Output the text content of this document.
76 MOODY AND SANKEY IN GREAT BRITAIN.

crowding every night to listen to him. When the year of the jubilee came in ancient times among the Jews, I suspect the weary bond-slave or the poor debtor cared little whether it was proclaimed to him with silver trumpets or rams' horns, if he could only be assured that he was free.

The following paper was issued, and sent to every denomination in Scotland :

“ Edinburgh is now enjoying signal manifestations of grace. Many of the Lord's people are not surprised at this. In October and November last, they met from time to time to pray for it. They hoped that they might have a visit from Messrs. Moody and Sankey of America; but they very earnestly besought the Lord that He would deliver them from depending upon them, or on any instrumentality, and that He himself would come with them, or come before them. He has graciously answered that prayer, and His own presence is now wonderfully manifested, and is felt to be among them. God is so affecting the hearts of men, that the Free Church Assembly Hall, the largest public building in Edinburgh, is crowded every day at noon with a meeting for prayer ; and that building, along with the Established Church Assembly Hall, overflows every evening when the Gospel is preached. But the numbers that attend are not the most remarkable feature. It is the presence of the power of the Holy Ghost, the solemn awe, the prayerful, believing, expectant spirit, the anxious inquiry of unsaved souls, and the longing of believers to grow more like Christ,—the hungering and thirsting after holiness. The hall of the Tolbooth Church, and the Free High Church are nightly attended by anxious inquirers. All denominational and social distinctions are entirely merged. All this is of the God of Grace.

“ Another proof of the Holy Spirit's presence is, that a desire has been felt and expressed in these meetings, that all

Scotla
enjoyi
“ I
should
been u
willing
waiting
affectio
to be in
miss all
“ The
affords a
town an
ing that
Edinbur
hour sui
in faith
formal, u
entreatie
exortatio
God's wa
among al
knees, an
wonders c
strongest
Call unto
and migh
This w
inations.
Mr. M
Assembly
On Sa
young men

* _WHAT IS NEEDED_
Of the lines in this listing, how many contain "been"? Reply with the number and nothing more.

* _SOLUTION TO THE PROBLEM_
2